## Written exercise
Search the data for the word "this" and copy every line that contains it.

## Information supplied
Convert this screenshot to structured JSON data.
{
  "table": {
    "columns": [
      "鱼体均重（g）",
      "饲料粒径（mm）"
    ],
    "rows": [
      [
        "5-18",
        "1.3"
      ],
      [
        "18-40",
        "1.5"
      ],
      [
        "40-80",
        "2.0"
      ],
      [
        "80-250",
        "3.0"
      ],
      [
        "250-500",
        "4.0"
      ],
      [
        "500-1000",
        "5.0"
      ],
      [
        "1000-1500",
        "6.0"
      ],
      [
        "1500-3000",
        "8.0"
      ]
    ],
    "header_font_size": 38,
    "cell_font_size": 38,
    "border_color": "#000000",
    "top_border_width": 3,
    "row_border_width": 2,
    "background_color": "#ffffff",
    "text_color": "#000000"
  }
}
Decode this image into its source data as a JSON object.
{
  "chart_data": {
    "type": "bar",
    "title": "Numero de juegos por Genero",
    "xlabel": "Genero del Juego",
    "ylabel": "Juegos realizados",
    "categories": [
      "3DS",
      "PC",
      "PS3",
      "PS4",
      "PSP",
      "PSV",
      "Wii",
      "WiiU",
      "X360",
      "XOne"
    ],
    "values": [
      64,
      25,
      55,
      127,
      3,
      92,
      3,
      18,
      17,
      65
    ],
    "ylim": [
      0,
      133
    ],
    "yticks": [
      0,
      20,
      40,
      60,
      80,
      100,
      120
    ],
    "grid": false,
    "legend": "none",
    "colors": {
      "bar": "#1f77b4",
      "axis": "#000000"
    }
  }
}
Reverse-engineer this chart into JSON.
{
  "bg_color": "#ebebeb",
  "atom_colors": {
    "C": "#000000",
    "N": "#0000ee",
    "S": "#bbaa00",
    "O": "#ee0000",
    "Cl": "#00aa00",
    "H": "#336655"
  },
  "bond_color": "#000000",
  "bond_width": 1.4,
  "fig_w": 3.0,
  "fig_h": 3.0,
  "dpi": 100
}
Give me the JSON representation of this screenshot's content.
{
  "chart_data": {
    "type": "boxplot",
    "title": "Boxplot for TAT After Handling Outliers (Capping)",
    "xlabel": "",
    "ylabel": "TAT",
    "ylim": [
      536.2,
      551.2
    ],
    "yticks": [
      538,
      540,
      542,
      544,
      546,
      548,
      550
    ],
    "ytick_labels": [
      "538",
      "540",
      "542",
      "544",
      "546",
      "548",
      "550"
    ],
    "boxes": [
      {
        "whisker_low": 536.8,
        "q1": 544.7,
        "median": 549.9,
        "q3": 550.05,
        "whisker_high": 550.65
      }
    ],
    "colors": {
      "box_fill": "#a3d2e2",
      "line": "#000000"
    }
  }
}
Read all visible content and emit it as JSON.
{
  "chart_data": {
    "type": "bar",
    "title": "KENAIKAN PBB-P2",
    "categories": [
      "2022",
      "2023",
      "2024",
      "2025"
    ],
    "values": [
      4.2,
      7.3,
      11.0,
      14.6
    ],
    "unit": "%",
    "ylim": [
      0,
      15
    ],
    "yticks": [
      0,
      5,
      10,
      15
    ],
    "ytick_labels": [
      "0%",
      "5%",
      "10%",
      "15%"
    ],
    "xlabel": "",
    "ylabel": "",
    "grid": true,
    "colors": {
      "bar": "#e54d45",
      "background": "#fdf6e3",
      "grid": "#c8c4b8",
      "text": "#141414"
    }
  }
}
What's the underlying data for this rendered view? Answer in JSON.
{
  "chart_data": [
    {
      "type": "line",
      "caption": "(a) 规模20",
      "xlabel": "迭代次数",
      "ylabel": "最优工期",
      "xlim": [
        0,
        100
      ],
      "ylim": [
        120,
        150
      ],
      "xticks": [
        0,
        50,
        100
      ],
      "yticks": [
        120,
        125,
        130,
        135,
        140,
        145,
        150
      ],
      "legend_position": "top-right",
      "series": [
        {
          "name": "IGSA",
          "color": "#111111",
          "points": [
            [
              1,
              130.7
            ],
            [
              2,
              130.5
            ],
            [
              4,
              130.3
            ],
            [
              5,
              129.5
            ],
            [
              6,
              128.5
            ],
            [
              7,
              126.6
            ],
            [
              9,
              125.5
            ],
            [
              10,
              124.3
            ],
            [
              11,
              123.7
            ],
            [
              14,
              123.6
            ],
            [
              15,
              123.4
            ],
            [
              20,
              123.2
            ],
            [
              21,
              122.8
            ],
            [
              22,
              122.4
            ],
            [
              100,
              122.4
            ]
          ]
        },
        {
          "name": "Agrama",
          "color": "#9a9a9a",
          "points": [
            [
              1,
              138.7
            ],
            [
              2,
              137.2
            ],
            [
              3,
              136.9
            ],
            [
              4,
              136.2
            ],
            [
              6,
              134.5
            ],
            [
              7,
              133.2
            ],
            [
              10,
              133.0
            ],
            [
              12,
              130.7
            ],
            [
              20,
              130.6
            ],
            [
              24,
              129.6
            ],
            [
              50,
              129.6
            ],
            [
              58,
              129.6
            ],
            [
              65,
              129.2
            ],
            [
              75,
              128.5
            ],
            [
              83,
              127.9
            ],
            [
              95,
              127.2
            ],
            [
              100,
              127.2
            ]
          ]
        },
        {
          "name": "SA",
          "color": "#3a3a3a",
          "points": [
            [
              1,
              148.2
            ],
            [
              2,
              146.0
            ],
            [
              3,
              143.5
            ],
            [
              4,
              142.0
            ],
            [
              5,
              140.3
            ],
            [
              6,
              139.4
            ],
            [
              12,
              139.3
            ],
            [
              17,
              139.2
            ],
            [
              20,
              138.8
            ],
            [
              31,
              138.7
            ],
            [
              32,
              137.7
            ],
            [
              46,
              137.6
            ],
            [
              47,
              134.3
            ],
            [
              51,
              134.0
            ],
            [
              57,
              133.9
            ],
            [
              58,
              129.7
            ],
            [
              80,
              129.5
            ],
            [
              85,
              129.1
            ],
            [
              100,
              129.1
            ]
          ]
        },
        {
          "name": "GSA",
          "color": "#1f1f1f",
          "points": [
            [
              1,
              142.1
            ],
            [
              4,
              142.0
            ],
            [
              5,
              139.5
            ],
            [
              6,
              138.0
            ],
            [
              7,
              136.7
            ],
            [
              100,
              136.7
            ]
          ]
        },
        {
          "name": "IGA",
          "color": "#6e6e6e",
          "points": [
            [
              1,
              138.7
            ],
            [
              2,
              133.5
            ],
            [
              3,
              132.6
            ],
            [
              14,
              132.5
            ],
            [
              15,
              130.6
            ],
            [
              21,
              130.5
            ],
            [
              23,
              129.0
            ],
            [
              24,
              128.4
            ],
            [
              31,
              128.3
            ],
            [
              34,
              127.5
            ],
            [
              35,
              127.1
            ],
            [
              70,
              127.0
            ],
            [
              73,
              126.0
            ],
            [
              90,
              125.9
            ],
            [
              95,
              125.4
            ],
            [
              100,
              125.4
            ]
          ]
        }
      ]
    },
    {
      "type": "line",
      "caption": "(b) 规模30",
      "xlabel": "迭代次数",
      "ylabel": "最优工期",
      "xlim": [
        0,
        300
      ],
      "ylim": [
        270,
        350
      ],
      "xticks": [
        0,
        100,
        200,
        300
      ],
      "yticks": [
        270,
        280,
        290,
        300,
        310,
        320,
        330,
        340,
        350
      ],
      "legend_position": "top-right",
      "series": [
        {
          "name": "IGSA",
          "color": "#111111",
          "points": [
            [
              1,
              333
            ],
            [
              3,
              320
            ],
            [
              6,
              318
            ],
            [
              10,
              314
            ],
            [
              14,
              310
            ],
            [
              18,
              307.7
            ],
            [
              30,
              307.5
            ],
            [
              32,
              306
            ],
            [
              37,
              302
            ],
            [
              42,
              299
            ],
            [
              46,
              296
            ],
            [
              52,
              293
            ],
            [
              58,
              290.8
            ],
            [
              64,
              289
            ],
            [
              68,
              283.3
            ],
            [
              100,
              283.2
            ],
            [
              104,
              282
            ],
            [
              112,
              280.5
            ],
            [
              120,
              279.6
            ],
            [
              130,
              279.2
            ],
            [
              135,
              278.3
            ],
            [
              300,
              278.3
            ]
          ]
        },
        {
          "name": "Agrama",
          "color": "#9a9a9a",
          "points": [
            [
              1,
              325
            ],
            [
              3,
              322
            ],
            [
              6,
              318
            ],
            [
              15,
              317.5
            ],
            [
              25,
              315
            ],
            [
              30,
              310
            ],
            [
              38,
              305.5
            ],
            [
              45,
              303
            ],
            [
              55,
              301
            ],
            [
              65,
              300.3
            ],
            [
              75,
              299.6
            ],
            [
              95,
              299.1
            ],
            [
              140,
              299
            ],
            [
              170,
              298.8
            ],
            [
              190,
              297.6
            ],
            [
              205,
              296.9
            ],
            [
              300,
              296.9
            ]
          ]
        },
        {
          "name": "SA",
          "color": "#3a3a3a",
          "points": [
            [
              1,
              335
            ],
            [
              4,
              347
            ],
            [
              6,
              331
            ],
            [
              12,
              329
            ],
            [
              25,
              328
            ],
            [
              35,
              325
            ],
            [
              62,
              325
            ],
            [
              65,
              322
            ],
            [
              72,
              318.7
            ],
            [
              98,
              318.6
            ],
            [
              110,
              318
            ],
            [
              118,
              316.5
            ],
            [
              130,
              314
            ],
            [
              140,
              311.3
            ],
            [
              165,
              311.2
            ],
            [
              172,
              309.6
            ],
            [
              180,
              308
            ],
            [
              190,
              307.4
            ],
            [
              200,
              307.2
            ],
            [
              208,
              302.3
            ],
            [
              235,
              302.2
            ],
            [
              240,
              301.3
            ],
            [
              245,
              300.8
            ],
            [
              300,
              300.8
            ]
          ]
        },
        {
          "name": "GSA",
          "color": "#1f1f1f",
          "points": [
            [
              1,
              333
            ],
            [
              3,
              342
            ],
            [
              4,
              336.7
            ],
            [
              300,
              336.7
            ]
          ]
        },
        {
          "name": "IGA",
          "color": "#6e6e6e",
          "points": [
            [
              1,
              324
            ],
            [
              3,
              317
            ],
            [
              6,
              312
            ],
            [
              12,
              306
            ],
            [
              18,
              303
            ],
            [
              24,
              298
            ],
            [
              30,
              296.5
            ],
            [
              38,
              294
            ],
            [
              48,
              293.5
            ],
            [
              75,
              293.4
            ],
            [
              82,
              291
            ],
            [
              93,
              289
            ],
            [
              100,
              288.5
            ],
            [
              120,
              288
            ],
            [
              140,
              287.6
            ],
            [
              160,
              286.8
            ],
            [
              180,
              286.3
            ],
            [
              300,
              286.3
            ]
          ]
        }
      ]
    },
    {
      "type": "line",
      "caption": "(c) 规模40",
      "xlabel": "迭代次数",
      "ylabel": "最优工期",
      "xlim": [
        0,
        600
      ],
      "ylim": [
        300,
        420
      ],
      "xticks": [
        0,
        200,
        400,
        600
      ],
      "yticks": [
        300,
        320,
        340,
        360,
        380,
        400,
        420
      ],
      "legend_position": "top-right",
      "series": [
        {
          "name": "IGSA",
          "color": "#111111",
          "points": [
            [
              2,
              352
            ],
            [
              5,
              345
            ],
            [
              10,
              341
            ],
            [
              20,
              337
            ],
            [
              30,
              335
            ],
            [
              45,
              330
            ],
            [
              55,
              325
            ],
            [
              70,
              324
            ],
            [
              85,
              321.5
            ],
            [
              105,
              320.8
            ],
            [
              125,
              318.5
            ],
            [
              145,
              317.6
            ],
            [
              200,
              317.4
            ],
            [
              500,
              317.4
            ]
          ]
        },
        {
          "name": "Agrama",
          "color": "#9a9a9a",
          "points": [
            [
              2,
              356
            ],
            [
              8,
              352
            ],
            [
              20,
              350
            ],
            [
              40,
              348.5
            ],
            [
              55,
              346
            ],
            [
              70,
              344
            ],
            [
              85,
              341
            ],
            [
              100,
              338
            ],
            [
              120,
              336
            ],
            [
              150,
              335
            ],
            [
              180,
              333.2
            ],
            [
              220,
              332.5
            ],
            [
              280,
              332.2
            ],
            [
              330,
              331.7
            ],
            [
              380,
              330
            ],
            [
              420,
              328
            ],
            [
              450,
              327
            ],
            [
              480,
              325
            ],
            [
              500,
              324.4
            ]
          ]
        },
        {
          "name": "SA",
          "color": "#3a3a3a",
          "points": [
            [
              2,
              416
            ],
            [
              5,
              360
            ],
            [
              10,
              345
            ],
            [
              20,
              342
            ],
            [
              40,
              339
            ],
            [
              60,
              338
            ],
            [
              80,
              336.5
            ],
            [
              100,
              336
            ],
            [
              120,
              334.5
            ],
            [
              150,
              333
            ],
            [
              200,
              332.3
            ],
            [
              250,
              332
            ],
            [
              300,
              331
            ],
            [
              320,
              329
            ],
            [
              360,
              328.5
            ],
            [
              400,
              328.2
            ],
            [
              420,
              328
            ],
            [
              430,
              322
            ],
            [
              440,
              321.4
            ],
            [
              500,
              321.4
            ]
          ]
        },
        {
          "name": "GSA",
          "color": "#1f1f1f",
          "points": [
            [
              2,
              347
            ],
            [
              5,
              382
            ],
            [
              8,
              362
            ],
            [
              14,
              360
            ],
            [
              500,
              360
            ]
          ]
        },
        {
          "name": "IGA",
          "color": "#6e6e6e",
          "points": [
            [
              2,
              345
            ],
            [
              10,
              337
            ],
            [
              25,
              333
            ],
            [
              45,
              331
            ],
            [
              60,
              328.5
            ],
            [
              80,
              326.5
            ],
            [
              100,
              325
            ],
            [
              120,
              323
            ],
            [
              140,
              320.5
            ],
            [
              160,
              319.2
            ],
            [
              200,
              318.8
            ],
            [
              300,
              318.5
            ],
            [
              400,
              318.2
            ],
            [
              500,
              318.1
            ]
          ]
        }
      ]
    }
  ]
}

## Task answer
Convert this screenshot to structured JSON data.
Decode this image into its source data as a JSON object.
Reverse-engineer this chart into JSON.
Give me the JSON representation of this screenshot's content.
What's the underlying data for this rendered view? Answer in JSON.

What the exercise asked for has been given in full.